◆ **What to produce**
Write out each line beneath this one exactly as it reads.

◆ **Data extract**
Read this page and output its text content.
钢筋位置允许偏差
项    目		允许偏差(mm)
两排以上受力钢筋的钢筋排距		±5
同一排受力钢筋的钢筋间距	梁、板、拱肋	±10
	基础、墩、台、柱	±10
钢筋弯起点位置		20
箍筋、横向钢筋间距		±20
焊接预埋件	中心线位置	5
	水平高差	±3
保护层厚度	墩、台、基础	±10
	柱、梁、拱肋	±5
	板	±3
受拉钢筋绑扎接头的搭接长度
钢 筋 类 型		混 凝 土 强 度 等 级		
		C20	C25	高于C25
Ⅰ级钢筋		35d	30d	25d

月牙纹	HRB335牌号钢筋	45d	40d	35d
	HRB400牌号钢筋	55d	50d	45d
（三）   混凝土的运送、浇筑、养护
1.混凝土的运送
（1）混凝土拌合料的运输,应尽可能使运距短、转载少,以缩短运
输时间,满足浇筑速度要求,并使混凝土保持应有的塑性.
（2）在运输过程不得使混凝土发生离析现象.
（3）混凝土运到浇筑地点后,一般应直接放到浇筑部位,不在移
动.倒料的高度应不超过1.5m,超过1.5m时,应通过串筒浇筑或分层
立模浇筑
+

◆ **Solution**
Read this page and output its text content.
钢筋位置允许偏差
项    目		允许偏差(mm)
两排以上受力钢筋的钢筋排距		±5
同一排受力钢筋的钢筋间距	梁、板、拱肋	±10
	基础、墩、台、柱	±10
钢筋弯起点位置		20
箍筋、横向钢筋间距		±20
焊接预埋件	中心线位置	5
	水平高差	±3
保护层厚度	墩、台、基础	±10
	柱、梁、拱肋	±5
	板	±3
受拉钢筋绑扎接头的搭接长度
钢 筋 类 型		混 凝 土 强 度 等 级		
		C20	C25	高于C25
Ⅰ级钢筋		35d	30d	25d

月牙纹	HRB335牌号钢筋	45d	40d	35d
	HRB400牌号钢筋	55d	50d	45d
（三）   混凝土的运送、浇筑、养护
1.混凝土的运送
（1）混凝土拌合料的运输,应尽可能使运距短、转载少,以缩短运
输时间,满足浇筑速度要求,并使混凝土保持应有的塑性.
（2）在运输过程不得使混凝土发生离析现象.
（3）混凝土运到浇筑地点后,一般应直接放到浇筑部位,不在移
动.倒料的高度应不超过1.5m,超过1.5m时,应通过串筒浇筑或分层
立模浇筑
+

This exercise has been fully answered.